* _Task requirements_
Print all entries word for word.

* _Data shown_
━━━━━━

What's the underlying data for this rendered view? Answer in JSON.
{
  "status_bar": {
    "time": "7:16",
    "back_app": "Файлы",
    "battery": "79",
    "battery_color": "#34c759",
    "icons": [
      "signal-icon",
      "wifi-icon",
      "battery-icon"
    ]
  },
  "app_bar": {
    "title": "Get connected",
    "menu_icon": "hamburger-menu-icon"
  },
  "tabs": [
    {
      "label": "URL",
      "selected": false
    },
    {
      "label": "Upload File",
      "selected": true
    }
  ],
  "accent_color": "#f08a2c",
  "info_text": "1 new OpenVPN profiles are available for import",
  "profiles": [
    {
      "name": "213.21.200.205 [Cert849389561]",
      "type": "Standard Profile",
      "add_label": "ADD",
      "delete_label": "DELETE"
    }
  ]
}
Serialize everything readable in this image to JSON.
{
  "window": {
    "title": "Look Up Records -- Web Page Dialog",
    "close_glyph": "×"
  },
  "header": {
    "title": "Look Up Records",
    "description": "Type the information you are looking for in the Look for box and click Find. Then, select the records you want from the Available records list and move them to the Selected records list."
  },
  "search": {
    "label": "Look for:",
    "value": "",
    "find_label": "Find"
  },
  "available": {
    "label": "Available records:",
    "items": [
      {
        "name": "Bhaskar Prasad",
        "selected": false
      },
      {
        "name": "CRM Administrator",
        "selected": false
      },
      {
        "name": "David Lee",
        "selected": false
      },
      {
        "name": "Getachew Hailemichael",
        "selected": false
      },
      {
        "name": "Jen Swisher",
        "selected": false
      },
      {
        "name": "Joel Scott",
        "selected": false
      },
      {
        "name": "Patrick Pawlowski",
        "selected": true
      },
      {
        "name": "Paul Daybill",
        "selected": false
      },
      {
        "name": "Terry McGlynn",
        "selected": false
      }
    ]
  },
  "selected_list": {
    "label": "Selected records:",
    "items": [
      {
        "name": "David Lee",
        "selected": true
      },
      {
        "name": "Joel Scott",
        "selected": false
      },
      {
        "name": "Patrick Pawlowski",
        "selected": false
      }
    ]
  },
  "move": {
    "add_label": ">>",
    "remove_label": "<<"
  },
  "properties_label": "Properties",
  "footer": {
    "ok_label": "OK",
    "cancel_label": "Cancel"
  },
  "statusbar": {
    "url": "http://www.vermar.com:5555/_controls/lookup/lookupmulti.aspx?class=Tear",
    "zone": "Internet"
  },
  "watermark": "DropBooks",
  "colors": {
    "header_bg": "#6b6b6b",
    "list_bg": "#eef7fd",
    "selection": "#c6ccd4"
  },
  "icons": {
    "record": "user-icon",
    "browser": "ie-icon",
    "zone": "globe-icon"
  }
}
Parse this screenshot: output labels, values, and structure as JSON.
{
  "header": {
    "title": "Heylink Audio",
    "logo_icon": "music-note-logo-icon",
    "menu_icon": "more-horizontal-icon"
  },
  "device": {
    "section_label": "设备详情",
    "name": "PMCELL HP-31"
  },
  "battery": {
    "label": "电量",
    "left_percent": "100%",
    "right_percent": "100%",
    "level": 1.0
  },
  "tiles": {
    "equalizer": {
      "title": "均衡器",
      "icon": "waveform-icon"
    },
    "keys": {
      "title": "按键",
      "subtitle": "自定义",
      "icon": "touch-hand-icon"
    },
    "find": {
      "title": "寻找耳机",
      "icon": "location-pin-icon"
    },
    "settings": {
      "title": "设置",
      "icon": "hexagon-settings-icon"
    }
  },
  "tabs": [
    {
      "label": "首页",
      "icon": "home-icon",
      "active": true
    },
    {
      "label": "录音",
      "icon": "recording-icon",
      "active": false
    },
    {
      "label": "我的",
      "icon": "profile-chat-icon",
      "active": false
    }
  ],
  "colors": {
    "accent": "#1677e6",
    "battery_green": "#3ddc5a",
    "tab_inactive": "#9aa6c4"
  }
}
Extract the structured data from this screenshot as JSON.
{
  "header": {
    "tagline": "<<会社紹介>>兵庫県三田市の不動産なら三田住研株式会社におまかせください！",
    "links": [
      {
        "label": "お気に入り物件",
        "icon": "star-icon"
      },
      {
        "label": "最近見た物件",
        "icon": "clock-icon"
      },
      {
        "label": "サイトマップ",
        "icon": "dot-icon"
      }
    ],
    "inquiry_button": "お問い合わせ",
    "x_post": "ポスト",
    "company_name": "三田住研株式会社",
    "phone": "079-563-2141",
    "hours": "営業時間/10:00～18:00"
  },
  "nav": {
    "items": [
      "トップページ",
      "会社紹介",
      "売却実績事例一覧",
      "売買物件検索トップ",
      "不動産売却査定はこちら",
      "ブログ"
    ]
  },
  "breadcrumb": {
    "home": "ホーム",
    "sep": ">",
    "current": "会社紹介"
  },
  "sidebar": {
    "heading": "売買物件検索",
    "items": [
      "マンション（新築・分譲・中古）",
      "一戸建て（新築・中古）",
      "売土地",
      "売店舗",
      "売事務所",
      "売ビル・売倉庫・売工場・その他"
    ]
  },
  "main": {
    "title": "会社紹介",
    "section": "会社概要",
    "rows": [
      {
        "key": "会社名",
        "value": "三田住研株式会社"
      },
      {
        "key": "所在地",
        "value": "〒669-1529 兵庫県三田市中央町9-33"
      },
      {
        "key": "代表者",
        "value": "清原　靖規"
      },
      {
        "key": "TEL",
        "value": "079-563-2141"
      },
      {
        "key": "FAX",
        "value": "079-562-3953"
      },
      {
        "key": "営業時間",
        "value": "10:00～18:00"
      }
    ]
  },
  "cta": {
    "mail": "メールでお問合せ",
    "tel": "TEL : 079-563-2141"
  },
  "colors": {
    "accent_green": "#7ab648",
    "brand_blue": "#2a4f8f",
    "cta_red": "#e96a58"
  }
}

━━━━━━

* _Answer_
What's the underlying data for this rendered view? Answer in JSON.
{
  "status_bar": {
    "time": "7:16",
    "back_app": "Файлы",
    "battery": "79",
    "battery_color": "#34c759",
    "icons": [
      "signal-icon",
      "wifi-icon",
      "battery-icon"
    ]
  },
  "app_bar": {
    "title": "Get connected",
    "menu_icon": "hamburger-menu-icon"
  },
  "tabs": [
    {
      "label": "URL",
      "selected": false
    },
    {
      "label": "Upload File",
      "selected": true
    }
  ],
  "accent_color": "#f08a2c",
  "info_text": "1 new OpenVPN profiles are available for import",
  "profiles": [
    {
      "name": "213.21.200.205 [Cert849389561]",
      "type": "Standard Profile",
      "add_label": "ADD",
      "delete_label": "DELETE"
    }
  ]
}
Serialize everything readable in this image to JSON.
{
  "window": {
    "title": "Look Up Records -- Web Page Dialog",
    "close_glyph": "×"
  },
  "header": {
    "title": "Look Up Records",
    "description": "Type the information you are looking for in the Look for box and click Find. Then, select the records you want from the Available records list and move them to the Selected records list."
  },
  "search": {
    "label": "Look for:",
    "value": "",
    "find_label": "Find"
  },
  "available": {
    "label": "Available records:",
    "items": [
      {
        "name": "Bhaskar Prasad",
        "selected": false
      },
      {
        "name": "CRM Administrator",
        "selected": false
      },
      {
        "name": "David Lee",
        "selected": false
      },
      {
        "name": "Getachew Hailemichael",
        "selected": false
      },
      {
        "name": "Jen Swisher",
        "selected": false
      },
      {
        "name": "Joel Scott",
        "selected": false
      },
      {
        "name": "Patrick Pawlowski",
        "selected": true
      },
      {
        "name": "Paul Daybill",
        "selected": false
      },
      {
        "name": "Terry McGlynn",
        "selected": false
      }
    ]
  },
  "selected_list": {
    "label": "Selected records:",
    "items": [
      {
        "name": "David Lee",
        "selected": true
      },
      {
        "name": "Joel Scott",
        "selected": false
      },
      {
        "name": "Patrick Pawlowski",
        "selected": false
      }
    ]
  },
  "move": {
    "add_label": ">>",
    "remove_label": "<<"
  },
  "properties_label": "Properties",
  "footer": {
    "ok_label": "OK",
    "cancel_label": "Cancel"
  },
  "statusbar": {
    "url": "http://www.vermar.com:5555/_controls/lookup/lookupmulti.aspx?class=Tear",
    "zone": "Internet"
  },
  "watermark": "DropBooks",
  "colors": {
    "header_bg": "#6b6b6b",
    "list_bg": "#eef7fd",
    "selection": "#c6ccd4"
  },
  "icons": {
    "record": "user-icon",
    "browser": "ie-icon",
    "zone": "globe-icon"
  }
}
Parse this screenshot: output labels, values, and structure as JSON.
{
  "header": {
    "title": "Heylink Audio",
    "logo_icon": "music-note-logo-icon",
    "menu_icon": "more-horizontal-icon"
  },
  "device": {
    "section_label": "设备详情",
    "name": "PMCELL HP-31"
  },
  "battery": {
    "label": "电量",
    "left_percent": "100%",
    "right_percent": "100%",
    "level": 1.0
  },
  "tiles": {
    "equalizer": {
      "title": "均衡器",
      "icon": "waveform-icon"
    },
    "keys": {
      "title": "按键",
      "subtitle": "自定义",
      "icon": "touch-hand-icon"
    },
    "find": {
      "title": "寻找耳机",
      "icon": "location-pin-icon"
    },
    "settings": {
      "title": "设置",
      "icon": "hexagon-settings-icon"
    }
  },
  "tabs": [
    {
      "label": "首页",
      "icon": "home-icon",
      "active": true
    },
    {
      "label": "录音",
      "icon": "recording-icon",
      "active": false
    },
    {
      "label": "我的",
      "icon": "profile-chat-icon",
      "active": false
    }
  ],
  "colors": {
    "accent": "#1677e6",
    "battery_green": "#3ddc5a",
    "tab_inactive": "#9aa6c4"
  }
}
Extract the structured data from this screenshot as JSON.
{
  "header": {
    "tagline": "<<会社紹介>>兵庫県三田市の不動産なら三田住研株式会社におまかせください！",
    "links": [
      {
        "label": "お気に入り物件",
        "icon": "star-icon"
      },
      {
        "label": "最近見た物件",
        "icon": "clock-icon"
      },
      {
        "label": "サイトマップ",
        "icon": "dot-icon"
      }
    ],
    "inquiry_button": "お問い合わせ",
    "x_post": "ポスト",
    "company_name": "三田住研株式会社",
    "phone": "079-563-2141",
    "hours": "営業時間/10:00～18:00"
  },
  "nav": {
    "items": [
      "トップページ",
      "会社紹介",
      "売却実績事例一覧",
      "売買物件検索トップ",
      "不動産売却査定はこちら",
      "ブログ"
    ]
  },
  "breadcrumb": {
    "home": "ホーム",
    "sep": ">",
    "current": "会社紹介"
  },
  "sidebar": {
    "heading": "売買物件検索",
    "items": [
      "マンション（新築・分譲・中古）",
      "一戸建て（新築・中古）",
      "売土地",
      "売店舗",
      "売事務所",
      "売ビル・売倉庫・売工場・その他"
    ]
  },
  "main": {
    "title": "会社紹介",
    "section": "会社概要",
    "rows": [
      {
        "key": "会社名",
        "value": "三田住研株式会社"
      },
      {
        "key": "所在地",
        "value": "〒669-1529 兵庫県三田市中央町9-33"
      },
      {
        "key": "代表者",
        "value": "清原　靖規"
      },
      {
        "key": "TEL",
        "value": "079-563-2141"
      },
      {
        "key": "FAX",
        "value": "079-562-3953"
      },
      {
        "key": "営業時間",
        "value": "10:00～18:00"
      }
    ]
  },
  "cta": {
    "mail": "メールでお問合せ",
    "tel": "TEL : 079-563-2141"
  },
  "colors": {
    "accent_green": "#7ab648",
    "brand_blue": "#2a4f8f",
    "cta_red": "#e96a58"
  }
}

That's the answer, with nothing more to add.